▶ **WHAT YOU SHOULD DO**: Present every line in which the string "radium" appears.

★ ★ ★ ★ ★

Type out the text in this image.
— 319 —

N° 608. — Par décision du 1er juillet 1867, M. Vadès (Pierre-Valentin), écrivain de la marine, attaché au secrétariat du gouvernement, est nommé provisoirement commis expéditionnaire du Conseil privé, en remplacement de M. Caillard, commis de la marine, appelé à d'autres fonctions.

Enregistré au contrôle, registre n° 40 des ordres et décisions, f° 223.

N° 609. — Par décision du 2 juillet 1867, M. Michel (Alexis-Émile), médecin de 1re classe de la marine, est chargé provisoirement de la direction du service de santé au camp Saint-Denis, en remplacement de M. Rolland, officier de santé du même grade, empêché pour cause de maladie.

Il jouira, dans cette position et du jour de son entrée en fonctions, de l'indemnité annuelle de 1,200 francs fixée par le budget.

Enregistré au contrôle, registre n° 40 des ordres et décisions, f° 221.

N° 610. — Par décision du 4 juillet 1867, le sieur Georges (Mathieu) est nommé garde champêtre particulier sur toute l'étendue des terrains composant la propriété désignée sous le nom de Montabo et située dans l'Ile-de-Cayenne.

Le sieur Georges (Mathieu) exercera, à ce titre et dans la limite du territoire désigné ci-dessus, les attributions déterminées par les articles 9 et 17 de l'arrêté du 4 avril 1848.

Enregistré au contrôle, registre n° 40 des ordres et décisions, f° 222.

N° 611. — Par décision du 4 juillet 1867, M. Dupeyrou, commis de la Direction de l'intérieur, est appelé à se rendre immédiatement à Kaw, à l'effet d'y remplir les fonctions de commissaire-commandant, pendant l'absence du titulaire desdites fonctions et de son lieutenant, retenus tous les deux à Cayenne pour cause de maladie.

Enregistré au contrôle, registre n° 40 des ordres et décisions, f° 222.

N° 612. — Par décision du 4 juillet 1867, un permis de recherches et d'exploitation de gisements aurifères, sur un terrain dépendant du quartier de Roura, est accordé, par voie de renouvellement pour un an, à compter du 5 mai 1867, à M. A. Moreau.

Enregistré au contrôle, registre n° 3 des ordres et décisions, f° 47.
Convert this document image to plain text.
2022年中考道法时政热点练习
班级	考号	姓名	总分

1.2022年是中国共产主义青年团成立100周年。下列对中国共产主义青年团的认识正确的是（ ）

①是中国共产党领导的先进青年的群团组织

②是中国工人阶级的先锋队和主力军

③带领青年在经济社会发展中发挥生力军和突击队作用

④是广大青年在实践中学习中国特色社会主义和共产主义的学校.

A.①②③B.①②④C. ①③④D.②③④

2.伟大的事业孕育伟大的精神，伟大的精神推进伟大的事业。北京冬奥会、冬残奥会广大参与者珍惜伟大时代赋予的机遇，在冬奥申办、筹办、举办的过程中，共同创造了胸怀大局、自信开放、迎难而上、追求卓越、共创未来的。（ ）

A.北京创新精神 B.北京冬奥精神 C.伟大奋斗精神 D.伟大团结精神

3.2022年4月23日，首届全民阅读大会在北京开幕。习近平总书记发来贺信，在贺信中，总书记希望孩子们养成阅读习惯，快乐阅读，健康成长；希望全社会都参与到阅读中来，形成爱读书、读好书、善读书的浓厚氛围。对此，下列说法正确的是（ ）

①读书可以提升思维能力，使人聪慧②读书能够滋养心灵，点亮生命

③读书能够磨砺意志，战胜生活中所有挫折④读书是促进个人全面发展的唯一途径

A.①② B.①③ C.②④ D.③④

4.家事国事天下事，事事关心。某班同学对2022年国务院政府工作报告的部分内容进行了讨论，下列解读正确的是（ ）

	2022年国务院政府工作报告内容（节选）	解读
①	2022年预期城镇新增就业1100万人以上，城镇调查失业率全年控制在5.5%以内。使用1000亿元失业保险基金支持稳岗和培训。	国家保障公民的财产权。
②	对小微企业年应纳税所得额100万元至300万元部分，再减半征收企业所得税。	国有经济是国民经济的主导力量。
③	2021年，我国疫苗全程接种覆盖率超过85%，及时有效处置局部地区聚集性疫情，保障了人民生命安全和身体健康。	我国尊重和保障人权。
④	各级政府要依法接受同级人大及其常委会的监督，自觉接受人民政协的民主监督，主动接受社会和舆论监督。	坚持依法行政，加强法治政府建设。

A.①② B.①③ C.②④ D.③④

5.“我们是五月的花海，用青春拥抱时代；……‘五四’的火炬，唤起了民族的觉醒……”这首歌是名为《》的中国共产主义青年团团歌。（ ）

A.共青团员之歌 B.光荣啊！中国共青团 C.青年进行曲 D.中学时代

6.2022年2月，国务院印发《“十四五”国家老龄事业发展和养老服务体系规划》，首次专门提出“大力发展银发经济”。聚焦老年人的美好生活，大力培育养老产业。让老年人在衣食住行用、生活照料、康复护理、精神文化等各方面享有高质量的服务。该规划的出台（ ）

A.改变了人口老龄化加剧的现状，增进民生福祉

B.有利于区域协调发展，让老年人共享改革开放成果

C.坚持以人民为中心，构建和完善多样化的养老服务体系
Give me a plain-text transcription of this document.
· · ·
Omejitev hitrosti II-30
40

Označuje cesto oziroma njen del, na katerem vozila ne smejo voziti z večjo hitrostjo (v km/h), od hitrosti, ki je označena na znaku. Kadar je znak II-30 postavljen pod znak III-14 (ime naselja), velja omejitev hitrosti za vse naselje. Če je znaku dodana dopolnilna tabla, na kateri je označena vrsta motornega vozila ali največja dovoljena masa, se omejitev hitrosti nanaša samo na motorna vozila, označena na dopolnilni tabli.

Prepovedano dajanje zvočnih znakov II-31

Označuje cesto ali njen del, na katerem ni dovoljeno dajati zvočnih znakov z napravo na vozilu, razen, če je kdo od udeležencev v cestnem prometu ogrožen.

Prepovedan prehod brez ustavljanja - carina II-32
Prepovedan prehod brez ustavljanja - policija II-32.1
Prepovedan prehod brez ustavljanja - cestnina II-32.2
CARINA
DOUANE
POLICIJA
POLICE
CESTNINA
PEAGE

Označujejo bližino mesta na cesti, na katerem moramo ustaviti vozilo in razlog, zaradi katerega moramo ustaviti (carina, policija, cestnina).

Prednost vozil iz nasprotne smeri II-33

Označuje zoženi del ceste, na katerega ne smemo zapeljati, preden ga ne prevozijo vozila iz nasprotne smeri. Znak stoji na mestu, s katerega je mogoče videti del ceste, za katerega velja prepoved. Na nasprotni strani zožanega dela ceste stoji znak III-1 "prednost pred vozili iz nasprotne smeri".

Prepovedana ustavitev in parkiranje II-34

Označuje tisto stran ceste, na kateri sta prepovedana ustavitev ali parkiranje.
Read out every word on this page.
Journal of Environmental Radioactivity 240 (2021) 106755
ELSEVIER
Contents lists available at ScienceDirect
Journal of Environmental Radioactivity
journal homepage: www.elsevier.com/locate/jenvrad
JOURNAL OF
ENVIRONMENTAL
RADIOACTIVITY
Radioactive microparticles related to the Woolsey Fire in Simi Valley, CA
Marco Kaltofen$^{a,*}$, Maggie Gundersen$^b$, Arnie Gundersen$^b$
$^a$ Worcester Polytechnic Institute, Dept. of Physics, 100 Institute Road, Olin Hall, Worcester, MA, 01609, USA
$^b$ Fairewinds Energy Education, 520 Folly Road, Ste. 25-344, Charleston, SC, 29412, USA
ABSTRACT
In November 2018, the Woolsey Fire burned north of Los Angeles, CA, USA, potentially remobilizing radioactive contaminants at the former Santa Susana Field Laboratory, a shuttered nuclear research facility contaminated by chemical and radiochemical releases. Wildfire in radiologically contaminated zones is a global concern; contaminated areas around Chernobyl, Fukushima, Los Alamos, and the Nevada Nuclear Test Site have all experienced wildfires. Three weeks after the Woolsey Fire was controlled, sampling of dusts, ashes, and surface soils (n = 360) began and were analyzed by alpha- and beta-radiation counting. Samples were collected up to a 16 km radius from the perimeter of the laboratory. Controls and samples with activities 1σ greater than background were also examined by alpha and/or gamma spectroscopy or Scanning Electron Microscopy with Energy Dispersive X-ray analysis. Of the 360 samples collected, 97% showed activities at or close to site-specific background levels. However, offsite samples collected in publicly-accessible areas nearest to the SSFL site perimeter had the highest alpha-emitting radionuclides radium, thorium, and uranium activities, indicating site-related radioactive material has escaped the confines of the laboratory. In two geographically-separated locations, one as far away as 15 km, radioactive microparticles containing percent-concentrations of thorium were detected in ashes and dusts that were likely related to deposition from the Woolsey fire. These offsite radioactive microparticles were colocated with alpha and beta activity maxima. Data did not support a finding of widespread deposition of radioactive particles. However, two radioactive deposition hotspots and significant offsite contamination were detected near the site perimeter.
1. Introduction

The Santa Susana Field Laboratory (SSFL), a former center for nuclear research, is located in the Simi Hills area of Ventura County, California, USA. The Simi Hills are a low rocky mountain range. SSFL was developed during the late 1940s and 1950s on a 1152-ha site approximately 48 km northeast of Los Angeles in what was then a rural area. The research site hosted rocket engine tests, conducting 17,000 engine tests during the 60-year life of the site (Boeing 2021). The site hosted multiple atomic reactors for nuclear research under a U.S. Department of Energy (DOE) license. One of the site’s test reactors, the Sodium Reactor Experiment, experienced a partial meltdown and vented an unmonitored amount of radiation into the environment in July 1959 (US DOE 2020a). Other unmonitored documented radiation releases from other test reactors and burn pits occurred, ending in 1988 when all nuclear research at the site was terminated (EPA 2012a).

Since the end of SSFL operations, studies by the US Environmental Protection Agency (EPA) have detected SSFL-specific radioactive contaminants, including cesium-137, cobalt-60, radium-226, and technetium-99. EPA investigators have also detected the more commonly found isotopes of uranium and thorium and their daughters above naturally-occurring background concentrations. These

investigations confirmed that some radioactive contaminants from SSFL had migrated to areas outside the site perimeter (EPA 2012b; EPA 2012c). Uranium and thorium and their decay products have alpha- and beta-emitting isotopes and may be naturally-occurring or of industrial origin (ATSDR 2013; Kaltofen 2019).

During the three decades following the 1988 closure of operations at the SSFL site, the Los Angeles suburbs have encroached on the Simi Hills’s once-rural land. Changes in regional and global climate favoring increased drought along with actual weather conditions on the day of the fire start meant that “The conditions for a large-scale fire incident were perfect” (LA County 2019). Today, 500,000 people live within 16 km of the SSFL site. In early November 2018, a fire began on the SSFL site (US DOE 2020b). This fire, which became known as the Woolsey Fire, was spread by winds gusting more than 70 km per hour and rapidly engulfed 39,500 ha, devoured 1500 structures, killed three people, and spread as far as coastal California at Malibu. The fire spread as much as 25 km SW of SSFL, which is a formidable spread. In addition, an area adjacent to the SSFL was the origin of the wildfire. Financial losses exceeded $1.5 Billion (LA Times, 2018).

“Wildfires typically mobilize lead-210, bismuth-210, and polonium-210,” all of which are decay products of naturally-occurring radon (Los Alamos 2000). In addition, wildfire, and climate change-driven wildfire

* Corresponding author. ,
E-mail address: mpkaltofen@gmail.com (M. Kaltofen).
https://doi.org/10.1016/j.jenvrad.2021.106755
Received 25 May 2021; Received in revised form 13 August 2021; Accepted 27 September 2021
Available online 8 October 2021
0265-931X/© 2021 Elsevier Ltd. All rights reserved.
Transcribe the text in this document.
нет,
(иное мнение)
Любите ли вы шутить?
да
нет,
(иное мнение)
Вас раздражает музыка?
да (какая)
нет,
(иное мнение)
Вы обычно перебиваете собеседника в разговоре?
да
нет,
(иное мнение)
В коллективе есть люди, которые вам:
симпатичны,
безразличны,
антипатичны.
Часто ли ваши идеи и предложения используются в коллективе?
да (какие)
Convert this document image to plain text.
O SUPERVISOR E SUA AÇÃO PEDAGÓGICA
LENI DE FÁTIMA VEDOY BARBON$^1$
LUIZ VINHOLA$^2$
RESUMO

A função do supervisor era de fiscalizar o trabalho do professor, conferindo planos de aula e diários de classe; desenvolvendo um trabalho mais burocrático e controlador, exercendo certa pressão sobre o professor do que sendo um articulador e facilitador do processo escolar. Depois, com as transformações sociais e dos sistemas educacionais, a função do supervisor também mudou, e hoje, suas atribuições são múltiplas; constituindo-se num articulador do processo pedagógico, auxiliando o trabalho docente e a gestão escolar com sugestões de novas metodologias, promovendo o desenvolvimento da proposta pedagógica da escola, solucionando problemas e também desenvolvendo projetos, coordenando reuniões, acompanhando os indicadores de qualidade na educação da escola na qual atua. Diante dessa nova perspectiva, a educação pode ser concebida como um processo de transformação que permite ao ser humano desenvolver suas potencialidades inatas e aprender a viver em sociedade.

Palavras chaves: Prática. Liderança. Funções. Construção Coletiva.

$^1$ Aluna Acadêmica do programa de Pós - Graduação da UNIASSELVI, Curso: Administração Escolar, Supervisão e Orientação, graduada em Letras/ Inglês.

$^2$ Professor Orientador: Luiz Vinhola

★ ★ ★ ★ ★

▶ **WORKED ANSWER**:
In November 2018, the Woolsey Fire burned north of Los Angeles, CA, USA, potentially remobilizing radioactive contaminants at the former Santa Susana Field Laboratory, a shuttered nuclear research facility contaminated by chemical and radiochemical releases. Wildfire in radiologically contaminated zones is a global concern; contaminated areas around Chernobyl, Fukushima, Los Alamos, and the Nevada Nuclear Test Site have all experienced wildfires. Three weeks after the Woolsey Fire was controlled, sampling of dusts, ashes, and surface soils (n = 360) began and were analyzed by alpha- and beta-radiation counting. Samples were collected up to a 16 km radius from the perimeter of the laboratory. Controls and samples with activities 1σ greater than background were also examined by alpha and/or gamma spectroscopy or Scanning Electron Microscopy with Energy Dispersive X-ray analysis. Of the 360 samples collected, 97% showed activities at or close to site-specific background levels. However, offsite samples collected in publicly-accessible areas nearest to the SSFL site perimeter had the highest alpha-emitting radionuclides radium, thorium, and uranium activities, indicating site-related radioactive material has escaped the confines of the laboratory. In two geographically-separated locations, one as far away as 15 km, radioactive microparticles containing percent-concentrations of thorium were detected in ashes and dusts that were likely related to deposition from the Woolsey fire. These offsite radioactive microparticles were colocated with alpha and beta activity maxima. Data did not support a finding of widespread deposition of radioactive particles. However, two radioactive deposition hotspots and significant offsite contamination were detected near the site perimeter.
Since the end of SSFL operations, studies by the US Environmental Protection Agency (EPA) have detected SSFL-specific radioactive contaminants, including cesium-137, cobalt-60, radium-226, and technetium-99. EPA investigators have also detected the more commonly found isotopes of uranium and thorium and their daughters above naturally-occurring background concentrations. These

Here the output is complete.